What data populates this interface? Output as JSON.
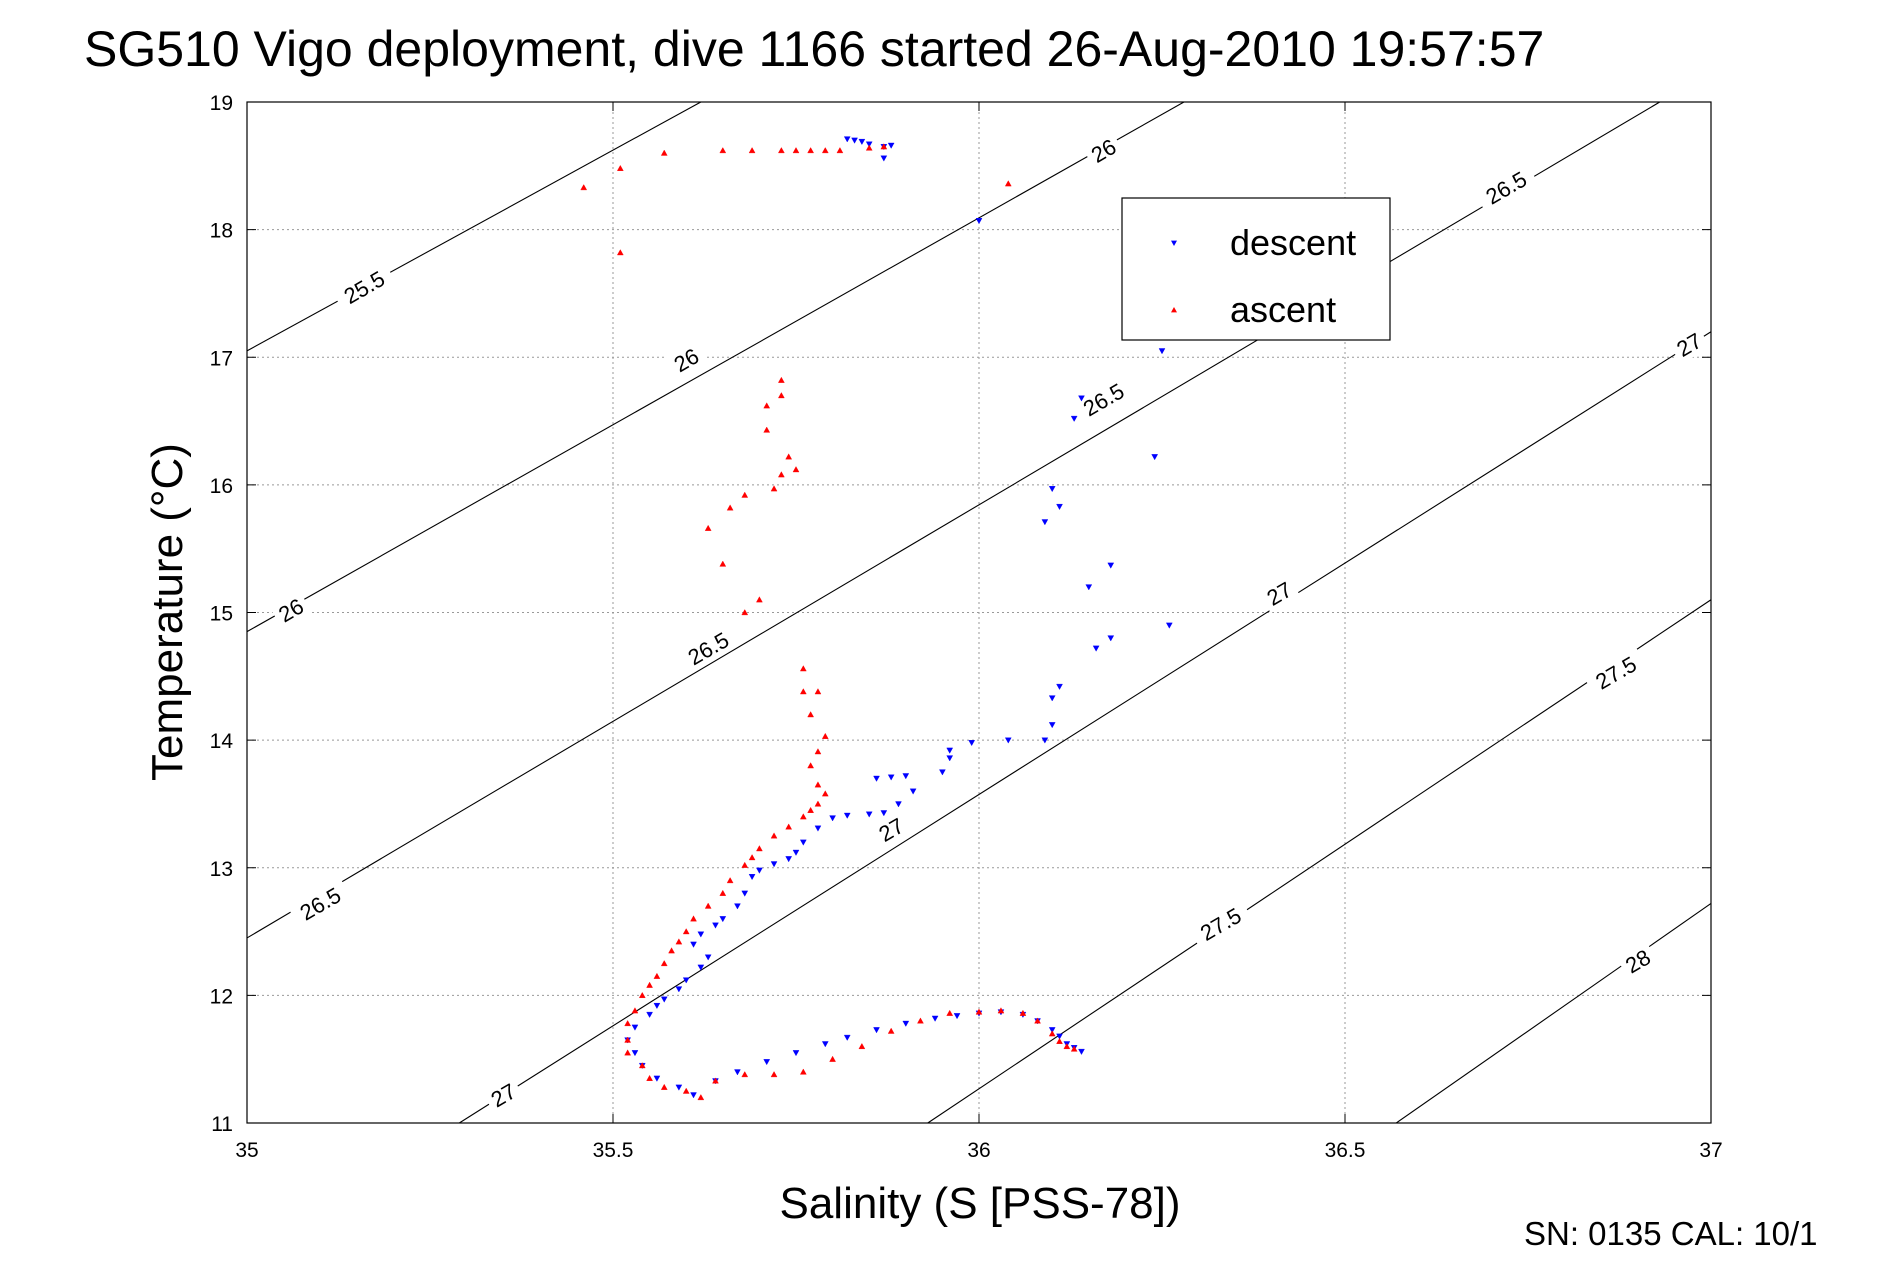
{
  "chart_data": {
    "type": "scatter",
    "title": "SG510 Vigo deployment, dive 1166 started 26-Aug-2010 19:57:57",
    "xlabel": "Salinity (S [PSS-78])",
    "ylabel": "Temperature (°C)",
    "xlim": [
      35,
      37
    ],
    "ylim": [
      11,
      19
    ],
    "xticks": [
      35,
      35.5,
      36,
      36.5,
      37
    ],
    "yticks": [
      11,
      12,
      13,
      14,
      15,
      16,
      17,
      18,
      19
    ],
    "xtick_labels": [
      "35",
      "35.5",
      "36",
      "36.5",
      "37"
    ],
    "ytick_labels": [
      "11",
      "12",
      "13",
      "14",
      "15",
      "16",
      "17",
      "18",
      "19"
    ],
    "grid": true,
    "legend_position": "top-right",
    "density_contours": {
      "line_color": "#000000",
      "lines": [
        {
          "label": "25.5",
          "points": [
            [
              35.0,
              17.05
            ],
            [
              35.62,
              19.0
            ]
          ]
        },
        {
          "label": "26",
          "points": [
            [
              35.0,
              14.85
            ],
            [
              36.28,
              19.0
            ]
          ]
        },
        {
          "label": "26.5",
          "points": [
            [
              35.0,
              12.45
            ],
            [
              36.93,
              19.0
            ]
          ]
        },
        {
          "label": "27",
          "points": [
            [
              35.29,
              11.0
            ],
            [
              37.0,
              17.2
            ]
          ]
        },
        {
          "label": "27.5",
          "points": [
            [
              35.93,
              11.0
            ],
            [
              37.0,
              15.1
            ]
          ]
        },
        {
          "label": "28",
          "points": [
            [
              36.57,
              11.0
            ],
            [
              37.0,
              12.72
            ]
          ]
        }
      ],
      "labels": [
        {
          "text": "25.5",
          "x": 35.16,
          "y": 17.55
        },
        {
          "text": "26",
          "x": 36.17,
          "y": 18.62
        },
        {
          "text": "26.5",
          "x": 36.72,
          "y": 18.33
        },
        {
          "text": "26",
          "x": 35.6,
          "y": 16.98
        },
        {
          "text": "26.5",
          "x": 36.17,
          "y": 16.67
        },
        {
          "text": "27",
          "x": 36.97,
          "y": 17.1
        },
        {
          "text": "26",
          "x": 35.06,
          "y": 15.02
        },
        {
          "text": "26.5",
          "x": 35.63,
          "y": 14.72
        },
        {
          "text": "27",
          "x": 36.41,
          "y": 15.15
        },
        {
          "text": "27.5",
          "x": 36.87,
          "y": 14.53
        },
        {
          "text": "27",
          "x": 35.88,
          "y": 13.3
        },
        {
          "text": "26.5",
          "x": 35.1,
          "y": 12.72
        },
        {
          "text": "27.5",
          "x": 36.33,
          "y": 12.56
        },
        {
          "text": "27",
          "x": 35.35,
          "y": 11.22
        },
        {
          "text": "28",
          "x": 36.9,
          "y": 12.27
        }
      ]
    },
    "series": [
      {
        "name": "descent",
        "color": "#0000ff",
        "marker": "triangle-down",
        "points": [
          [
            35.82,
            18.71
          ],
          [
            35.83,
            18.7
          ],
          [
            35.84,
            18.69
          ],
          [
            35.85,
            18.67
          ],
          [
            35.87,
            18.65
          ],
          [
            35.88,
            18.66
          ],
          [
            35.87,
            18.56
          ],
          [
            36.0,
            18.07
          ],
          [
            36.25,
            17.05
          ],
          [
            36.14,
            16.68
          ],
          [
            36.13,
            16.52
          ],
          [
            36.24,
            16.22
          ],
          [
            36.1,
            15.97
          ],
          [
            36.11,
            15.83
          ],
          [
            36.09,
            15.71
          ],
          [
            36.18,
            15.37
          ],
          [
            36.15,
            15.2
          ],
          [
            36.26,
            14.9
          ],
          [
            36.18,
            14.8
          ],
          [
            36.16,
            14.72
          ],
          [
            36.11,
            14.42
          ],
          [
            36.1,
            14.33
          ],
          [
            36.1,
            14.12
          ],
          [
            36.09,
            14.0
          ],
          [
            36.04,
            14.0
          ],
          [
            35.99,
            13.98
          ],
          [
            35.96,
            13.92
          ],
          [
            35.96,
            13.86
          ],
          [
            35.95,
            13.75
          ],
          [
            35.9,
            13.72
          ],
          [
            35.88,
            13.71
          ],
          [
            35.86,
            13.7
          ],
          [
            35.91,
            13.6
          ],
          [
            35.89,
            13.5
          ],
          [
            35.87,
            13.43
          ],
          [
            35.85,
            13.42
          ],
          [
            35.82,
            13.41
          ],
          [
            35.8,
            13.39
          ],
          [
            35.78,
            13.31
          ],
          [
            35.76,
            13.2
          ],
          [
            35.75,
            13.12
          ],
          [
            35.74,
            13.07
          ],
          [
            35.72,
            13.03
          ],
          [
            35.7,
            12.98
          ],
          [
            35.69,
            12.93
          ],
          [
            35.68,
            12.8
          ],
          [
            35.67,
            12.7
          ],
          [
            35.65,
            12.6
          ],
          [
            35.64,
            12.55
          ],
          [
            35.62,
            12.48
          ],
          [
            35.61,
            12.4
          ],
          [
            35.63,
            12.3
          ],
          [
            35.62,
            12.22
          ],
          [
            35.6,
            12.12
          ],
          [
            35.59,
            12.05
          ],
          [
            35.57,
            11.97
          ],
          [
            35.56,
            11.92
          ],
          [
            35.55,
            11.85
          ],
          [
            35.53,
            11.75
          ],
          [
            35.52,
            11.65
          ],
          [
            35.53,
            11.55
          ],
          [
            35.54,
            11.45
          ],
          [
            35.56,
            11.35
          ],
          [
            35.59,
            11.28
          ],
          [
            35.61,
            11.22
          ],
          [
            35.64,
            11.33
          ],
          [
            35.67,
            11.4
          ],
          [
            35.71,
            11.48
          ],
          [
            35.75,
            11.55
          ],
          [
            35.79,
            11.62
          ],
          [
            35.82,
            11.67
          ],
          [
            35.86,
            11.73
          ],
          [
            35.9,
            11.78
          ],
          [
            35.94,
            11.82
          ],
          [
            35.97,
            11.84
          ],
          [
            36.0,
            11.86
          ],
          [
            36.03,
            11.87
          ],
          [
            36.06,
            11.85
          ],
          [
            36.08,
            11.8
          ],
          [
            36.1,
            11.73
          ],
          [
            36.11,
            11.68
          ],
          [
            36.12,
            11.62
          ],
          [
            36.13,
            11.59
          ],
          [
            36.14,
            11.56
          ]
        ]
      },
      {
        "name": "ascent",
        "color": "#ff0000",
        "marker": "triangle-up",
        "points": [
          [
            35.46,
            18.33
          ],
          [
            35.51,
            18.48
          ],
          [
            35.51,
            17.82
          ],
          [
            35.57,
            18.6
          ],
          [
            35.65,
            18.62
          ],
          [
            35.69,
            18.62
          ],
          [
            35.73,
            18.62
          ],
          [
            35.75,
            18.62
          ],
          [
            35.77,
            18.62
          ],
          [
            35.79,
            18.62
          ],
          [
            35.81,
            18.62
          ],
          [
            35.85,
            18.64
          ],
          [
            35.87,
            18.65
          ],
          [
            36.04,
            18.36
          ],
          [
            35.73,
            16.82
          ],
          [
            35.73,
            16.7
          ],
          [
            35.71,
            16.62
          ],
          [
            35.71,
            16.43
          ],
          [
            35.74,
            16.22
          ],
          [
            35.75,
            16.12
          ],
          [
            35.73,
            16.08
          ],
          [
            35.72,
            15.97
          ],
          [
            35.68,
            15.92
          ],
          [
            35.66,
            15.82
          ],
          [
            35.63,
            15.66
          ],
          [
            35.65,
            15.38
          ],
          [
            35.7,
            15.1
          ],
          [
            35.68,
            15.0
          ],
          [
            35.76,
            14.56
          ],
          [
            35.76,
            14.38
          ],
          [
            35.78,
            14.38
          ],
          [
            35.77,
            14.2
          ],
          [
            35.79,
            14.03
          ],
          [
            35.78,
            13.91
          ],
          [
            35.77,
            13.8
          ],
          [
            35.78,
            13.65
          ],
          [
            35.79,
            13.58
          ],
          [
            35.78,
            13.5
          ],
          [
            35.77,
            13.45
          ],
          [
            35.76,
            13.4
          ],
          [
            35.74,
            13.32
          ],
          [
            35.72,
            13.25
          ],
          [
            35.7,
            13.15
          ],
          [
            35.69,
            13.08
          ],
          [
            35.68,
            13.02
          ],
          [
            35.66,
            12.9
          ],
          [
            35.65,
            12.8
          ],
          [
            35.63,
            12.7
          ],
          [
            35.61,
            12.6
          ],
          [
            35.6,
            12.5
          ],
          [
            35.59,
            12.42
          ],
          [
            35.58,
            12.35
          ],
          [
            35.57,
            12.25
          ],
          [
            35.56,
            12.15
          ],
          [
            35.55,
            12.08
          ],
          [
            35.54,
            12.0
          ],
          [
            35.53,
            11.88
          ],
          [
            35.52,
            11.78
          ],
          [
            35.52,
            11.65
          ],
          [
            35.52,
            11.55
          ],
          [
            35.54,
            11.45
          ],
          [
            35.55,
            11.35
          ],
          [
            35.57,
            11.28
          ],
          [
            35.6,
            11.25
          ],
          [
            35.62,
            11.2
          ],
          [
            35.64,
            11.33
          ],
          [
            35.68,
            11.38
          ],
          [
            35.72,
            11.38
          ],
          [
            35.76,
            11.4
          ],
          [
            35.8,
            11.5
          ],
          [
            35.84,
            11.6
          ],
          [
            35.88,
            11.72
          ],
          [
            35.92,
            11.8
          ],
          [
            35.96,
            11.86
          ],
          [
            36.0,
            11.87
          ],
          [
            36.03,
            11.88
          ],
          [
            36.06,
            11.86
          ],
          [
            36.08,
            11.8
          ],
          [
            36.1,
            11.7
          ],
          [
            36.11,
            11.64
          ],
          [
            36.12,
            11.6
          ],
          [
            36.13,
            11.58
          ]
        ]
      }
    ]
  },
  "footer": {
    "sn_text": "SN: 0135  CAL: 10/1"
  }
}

+ + + + +

◆ **To do**
Only the number is wanted: how many lines of the material above include the word "marker"?

◆ **Exercise answer**
2